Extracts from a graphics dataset
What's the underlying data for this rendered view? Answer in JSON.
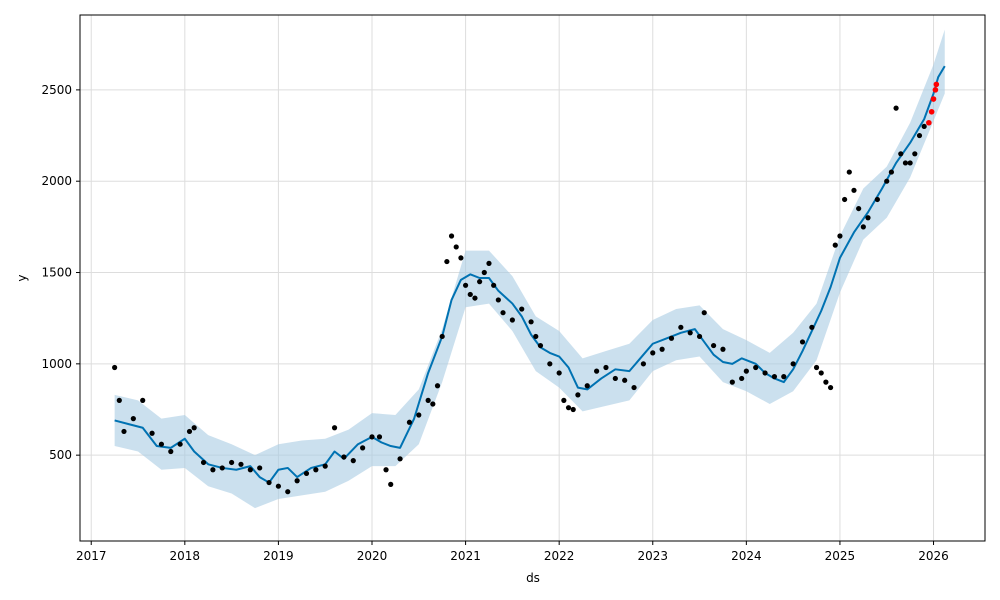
{
  "chart_data": {
    "type": "line",
    "title": "",
    "xlabel": "ds",
    "ylabel": "y",
    "xlim": [
      2016.88,
      2026.55
    ],
    "ylim": [
      30,
      2910
    ],
    "x_ticks": [
      2017,
      2018,
      2019,
      2020,
      2021,
      2022,
      2023,
      2024,
      2025,
      2026
    ],
    "x_tick_labels": [
      "2017",
      "2018",
      "2019",
      "2020",
      "2021",
      "2022",
      "2023",
      "2024",
      "2025",
      "2026"
    ],
    "y_ticks": [
      500,
      1000,
      1500,
      2000,
      2500
    ],
    "y_tick_labels": [
      "500",
      "1000",
      "1500",
      "2000",
      "2500"
    ],
    "grid": true,
    "legend": "none",
    "colors": {
      "forecast": "#0072B2",
      "band": "#A9CCE3",
      "observed": "#000000",
      "recent": "#FF0000",
      "grid": "#DDDDDD"
    },
    "series": [
      {
        "role": "forecast",
        "x": [
          2017.25,
          2017.4,
          2017.55,
          2017.7,
          2017.85,
          2018.0,
          2018.1,
          2018.25,
          2018.4,
          2018.55,
          2018.7,
          2018.8,
          2018.9,
          2019.0,
          2019.1,
          2019.2,
          2019.35,
          2019.5,
          2019.6,
          2019.7,
          2019.85,
          2020.0,
          2020.1,
          2020.2,
          2020.3,
          2020.45,
          2020.6,
          2020.75,
          2020.85,
          2020.95,
          2021.05,
          2021.15,
          2021.25,
          2021.35,
          2021.5,
          2021.6,
          2021.7,
          2021.8,
          2021.9,
          2022.0,
          2022.1,
          2022.2,
          2022.3,
          2022.45,
          2022.6,
          2022.75,
          2022.9,
          2023.0,
          2023.15,
          2023.3,
          2023.45,
          2023.55,
          2023.65,
          2023.75,
          2023.85,
          2023.95,
          2024.1,
          2024.2,
          2024.3,
          2024.4,
          2024.5,
          2024.6,
          2024.7,
          2024.8,
          2024.9,
          2025.0,
          2025.15,
          2025.3,
          2025.45,
          2025.6,
          2025.75,
          2025.9,
          2026.0,
          2026.05,
          2026.12
        ],
        "y": [
          690,
          670,
          650,
          550,
          540,
          590,
          520,
          450,
          430,
          420,
          440,
          380,
          350,
          420,
          430,
          380,
          430,
          450,
          520,
          480,
          560,
          600,
          570,
          550,
          540,
          700,
          950,
          1150,
          1350,
          1460,
          1490,
          1470,
          1470,
          1400,
          1330,
          1260,
          1160,
          1090,
          1060,
          1040,
          980,
          870,
          860,
          920,
          970,
          960,
          1050,
          1110,
          1140,
          1170,
          1190,
          1120,
          1050,
          1010,
          1000,
          1030,
          1000,
          950,
          920,
          900,
          970,
          1070,
          1180,
          1290,
          1420,
          1580,
          1720,
          1830,
          1960,
          2100,
          2210,
          2340,
          2480,
          2570,
          2630
        ]
      },
      {
        "role": "uncertainty_band",
        "x": [
          2017.25,
          2017.5,
          2017.75,
          2018.0,
          2018.25,
          2018.5,
          2018.75,
          2019.0,
          2019.25,
          2019.5,
          2019.75,
          2020.0,
          2020.25,
          2020.5,
          2020.75,
          2021.0,
          2021.25,
          2021.5,
          2021.75,
          2022.0,
          2022.25,
          2022.5,
          2022.75,
          2023.0,
          2023.25,
          2023.5,
          2023.75,
          2024.0,
          2024.25,
          2024.5,
          2024.75,
          2025.0,
          2025.25,
          2025.5,
          2025.75,
          2026.0,
          2026.12
        ],
        "lower": [
          550,
          520,
          420,
          430,
          330,
          290,
          210,
          260,
          280,
          300,
          360,
          440,
          440,
          560,
          900,
          1310,
          1330,
          1180,
          960,
          870,
          740,
          770,
          800,
          960,
          1020,
          1040,
          900,
          850,
          780,
          850,
          1020,
          1390,
          1680,
          1800,
          2020,
          2330,
          2480
        ],
        "upper": [
          830,
          800,
          700,
          720,
          610,
          560,
          500,
          560,
          580,
          590,
          640,
          730,
          720,
          860,
          1190,
          1620,
          1620,
          1480,
          1260,
          1180,
          1030,
          1070,
          1110,
          1240,
          1300,
          1320,
          1190,
          1130,
          1060,
          1170,
          1330,
          1700,
          1960,
          2080,
          2320,
          2640,
          2830
        ]
      },
      {
        "role": "observed",
        "x": [
          2017.25,
          2017.3,
          2017.35,
          2017.45,
          2017.55,
          2017.65,
          2017.75,
          2017.85,
          2017.95,
          2018.05,
          2018.1,
          2018.2,
          2018.3,
          2018.4,
          2018.5,
          2018.6,
          2018.7,
          2018.8,
          2018.9,
          2019.0,
          2019.1,
          2019.2,
          2019.3,
          2019.4,
          2019.5,
          2019.6,
          2019.7,
          2019.8,
          2019.9,
          2020.0,
          2020.08,
          2020.15,
          2020.2,
          2020.3,
          2020.4,
          2020.5,
          2020.6,
          2020.65,
          2020.7,
          2020.75,
          2020.8,
          2020.85,
          2020.9,
          2020.95,
          2021.0,
          2021.05,
          2021.1,
          2021.15,
          2021.2,
          2021.25,
          2021.3,
          2021.35,
          2021.4,
          2021.5,
          2021.6,
          2021.7,
          2021.75,
          2021.8,
          2021.9,
          2022.0,
          2022.05,
          2022.1,
          2022.15,
          2022.2,
          2022.3,
          2022.4,
          2022.5,
          2022.6,
          2022.7,
          2022.8,
          2022.9,
          2023.0,
          2023.1,
          2023.2,
          2023.3,
          2023.4,
          2023.5,
          2023.55,
          2023.65,
          2023.75,
          2023.85,
          2023.95,
          2024.0,
          2024.1,
          2024.2,
          2024.3,
          2024.4,
          2024.5,
          2024.6,
          2024.7,
          2024.75,
          2024.8,
          2024.85,
          2024.9,
          2024.95,
          2025.0,
          2025.05,
          2025.1,
          2025.15,
          2025.2,
          2025.25,
          2025.3,
          2025.4,
          2025.5,
          2025.55,
          2025.6,
          2025.65,
          2025.7,
          2025.75,
          2025.8,
          2025.85,
          2025.9
        ],
        "y": [
          980,
          800,
          630,
          700,
          800,
          620,
          560,
          520,
          560,
          630,
          650,
          460,
          420,
          430,
          460,
          450,
          420,
          430,
          350,
          330,
          300,
          360,
          400,
          420,
          440,
          650,
          490,
          470,
          540,
          600,
          600,
          420,
          340,
          480,
          680,
          720,
          800,
          780,
          880,
          1150,
          1560,
          1700,
          1640,
          1580,
          1430,
          1380,
          1360,
          1450,
          1500,
          1550,
          1430,
          1350,
          1280,
          1240,
          1300,
          1230,
          1150,
          1100,
          1000,
          950,
          800,
          760,
          750,
          830,
          880,
          960,
          980,
          920,
          910,
          870,
          1000,
          1060,
          1080,
          1140,
          1200,
          1170,
          1150,
          1280,
          1100,
          1080,
          900,
          920,
          960,
          980,
          950,
          930,
          930,
          1000,
          1120,
          1200,
          980,
          950,
          900,
          870,
          1650,
          1700,
          1900,
          2050,
          1950,
          1850,
          1750,
          1800,
          1900,
          2000,
          2050,
          2400,
          2150,
          2100,
          2100,
          2150,
          2250,
          2300
        ],
        "style": "black-dots"
      },
      {
        "role": "recent",
        "x": [
          2025.95,
          2025.98,
          2026.0,
          2026.02,
          2026.03
        ],
        "y": [
          2320,
          2380,
          2450,
          2500,
          2530
        ],
        "style": "red-dots"
      }
    ]
  }
}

EXERCISE
Make an exact copy of the listing above. Do not include the pictures.

EXERCISE RESPONSE
What's the underlying data for this rendered view? Answer in JSON.
{
  "chart_data": {
    "type": "line",
    "title": "",
    "xlabel": "ds",
    "ylabel": "y",
    "xlim": [
      2016.88,
      2026.55
    ],
    "ylim": [
      30,
      2910
    ],
    "x_ticks": [
      2017,
      2018,
      2019,
      2020,
      2021,
      2022,
      2023,
      2024,
      2025,
      2026
    ],
    "x_tick_labels": [
      "2017",
      "2018",
      "2019",
      "2020",
      "2021",
      "2022",
      "2023",
      "2024",
      "2025",
      "2026"
    ],
    "y_ticks": [
      500,
      1000,
      1500,
      2000,
      2500
    ],
    "y_tick_labels": [
      "500",
      "1000",
      "1500",
      "2000",
      "2500"
    ],
    "grid": true,
    "legend": "none",
    "colors": {
      "forecast": "#0072B2",
      "band": "#A9CCE3",
      "observed": "#000000",
      "recent": "#FF0000",
      "grid": "#DDDDDD"
    },
    "series": [
      {
        "role": "forecast",
        "x": [
          2017.25,
          2017.4,
          2017.55,
          2017.7,
          2017.85,
          2018.0,
          2018.1,
          2018.25,
          2018.4,
          2018.55,
          2018.7,
          2018.8,
          2018.9,
          2019.0,
          2019.1,
          2019.2,
          2019.35,
          2019.5,
          2019.6,
          2019.7,
          2019.85,
          2020.0,
          2020.1,
          2020.2,
          2020.3,
          2020.45,
          2020.6,
          2020.75,
          2020.85,
          2020.95,
          2021.05,
          2021.15,
          2021.25,
          2021.35,
          2021.5,
          2021.6,
          2021.7,
          2021.8,
          2021.9,
          2022.0,
          2022.1,
          2022.2,
          2022.3,
          2022.45,
          2022.6,
          2022.75,
          2022.9,
          2023.0,
          2023.15,
          2023.3,
          2023.45,
          2023.55,
          2023.65,
          2023.75,
          2023.85,
          2023.95,
          2024.1,
          2024.2,
          2024.3,
          2024.4,
          2024.5,
          2024.6,
          2024.7,
          2024.8,
          2024.9,
          2025.0,
          2025.15,
          2025.3,
          2025.45,
          2025.6,
          2025.75,
          2025.9,
          2026.0,
          2026.05,
          2026.12
        ],
        "y": [
          690,
          670,
          650,
          550,
          540,
          590,
          520,
          450,
          430,
          420,
          440,
          380,
          350,
          420,
          430,
          380,
          430,
          450,
          520,
          480,
          560,
          600,
          570,
          550,
          540,
          700,
          950,
          1150,
          1350,
          1460,
          1490,
          1470,
          1470,
          1400,
          1330,
          1260,
          1160,
          1090,
          1060,
          1040,
          980,
          870,
          860,
          920,
          970,
          960,
          1050,
          1110,
          1140,
          1170,
          1190,
          1120,
          1050,
          1010,
          1000,
          1030,
          1000,
          950,
          920,
          900,
          970,
          1070,
          1180,
          1290,
          1420,
          1580,
          1720,
          1830,
          1960,
          2100,
          2210,
          2340,
          2480,
          2570,
          2630
        ]
      },
      {
        "role": "uncertainty_band",
        "x": [
          2017.25,
          2017.5,
          2017.75,
          2018.0,
          2018.25,
          2018.5,
          2018.75,
          2019.0,
          2019.25,
          2019.5,
          2019.75,
          2020.0,
          2020.25,
          2020.5,
          2020.75,
          2021.0,
          2021.25,
          2021.5,
          2021.75,
          2022.0,
          2022.25,
          2022.5,
          2022.75,
          2023.0,
          2023.25,
          2023.5,
          2023.75,
          2024.0,
          2024.25,
          2024.5,
          2024.75,
          2025.0,
          2025.25,
          2025.5,
          2025.75,
          2026.0,
          2026.12
        ],
        "lower": [
          550,
          520,
          420,
          430,
          330,
          290,
          210,
          260,
          280,
          300,
          360,
          440,
          440,
          560,
          900,
          1310,
          1330,
          1180,
          960,
          870,
          740,
          770,
          800,
          960,
          1020,
          1040,
          900,
          850,
          780,
          850,
          1020,
          1390,
          1680,
          1800,
          2020,
          2330,
          2480
        ],
        "upper": [
          830,
          800,
          700,
          720,
          610,
          560,
          500,
          560,
          580,
          590,
          640,
          730,
          720,
          860,
          1190,
          1620,
          1620,
          1480,
          1260,
          1180,
          1030,
          1070,
          1110,
          1240,
          1300,
          1320,
          1190,
          1130,
          1060,
          1170,
          1330,
          1700,
          1960,
          2080,
          2320,
          2640,
          2830
        ]
      },
      {
        "role": "observed",
        "x": [
          2017.25,
          2017.3,
          2017.35,
          2017.45,
          2017.55,
          2017.65,
          2017.75,
          2017.85,
          2017.95,
          2018.05,
          2018.1,
          2018.2,
          2018.3,
          2018.4,
          2018.5,
          2018.6,
          2018.7,
          2018.8,
          2018.9,
          2019.0,
          2019.1,
          2019.2,
          2019.3,
          2019.4,
          2019.5,
          2019.6,
          2019.7,
          2019.8,
          2019.9,
          2020.0,
          2020.08,
          2020.15,
          2020.2,
          2020.3,
          2020.4,
          2020.5,
          2020.6,
          2020.65,
          2020.7,
          2020.75,
          2020.8,
          2020.85,
          2020.9,
          2020.95,
          2021.0,
          2021.05,
          2021.1,
          2021.15,
          2021.2,
          2021.25,
          2021.3,
          2021.35,
          2021.4,
          2021.5,
          2021.6,
          2021.7,
          2021.75,
          2021.8,
          2021.9,
          2022.0,
          2022.05,
          2022.1,
          2022.15,
          2022.2,
          2022.3,
          2022.4,
          2022.5,
          2022.6,
          2022.7,
          2022.8,
          2022.9,
          2023.0,
          2023.1,
          2023.2,
          2023.3,
          2023.4,
          2023.5,
          2023.55,
          2023.65,
          2023.75,
          2023.85,
          2023.95,
          2024.0,
          2024.1,
          2024.2,
          2024.3,
          2024.4,
          2024.5,
          2024.6,
          2024.7,
          2024.75,
          2024.8,
          2024.85,
          2024.9,
          2024.95,
          2025.0,
          2025.05,
          2025.1,
          2025.15,
          2025.2,
          2025.25,
          2025.3,
          2025.4,
          2025.5,
          2025.55,
          2025.6,
          2025.65,
          2025.7,
          2025.75,
          2025.8,
          2025.85,
          2025.9
        ],
        "y": [
          980,
          800,
          630,
          700,
          800,
          620,
          560,
          520,
          560,
          630,
          650,
          460,
          420,
          430,
          460,
          450,
          420,
          430,
          350,
          330,
          300,
          360,
          400,
          420,
          440,
          650,
          490,
          470,
          540,
          600,
          600,
          420,
          340,
          480,
          680,
          720,
          800,
          780,
          880,
          1150,
          1560,
          1700,
          1640,
          1580,
          1430,
          1380,
          1360,
          1450,
          1500,
          1550,
          1430,
          1350,
          1280,
          1240,
          1300,
          1230,
          1150,
          1100,
          1000,
          950,
          800,
          760,
          750,
          830,
          880,
          960,
          980,
          920,
          910,
          870,
          1000,
          1060,
          1080,
          1140,
          1200,
          1170,
          1150,
          1280,
          1100,
          1080,
          900,
          920,
          960,
          980,
          950,
          930,
          930,
          1000,
          1120,
          1200,
          980,
          950,
          900,
          870,
          1650,
          1700,
          1900,
          2050,
          1950,
          1850,
          1750,
          1800,
          1900,
          2000,
          2050,
          2400,
          2150,
          2100,
          2100,
          2150,
          2250,
          2300
        ],
        "style": "black-dots"
      },
      {
        "role": "recent",
        "x": [
          2025.95,
          2025.98,
          2026.0,
          2026.02,
          2026.03
        ],
        "y": [
          2320,
          2380,
          2450,
          2500,
          2530
        ],
        "style": "red-dots"
      }
    ]
  }
}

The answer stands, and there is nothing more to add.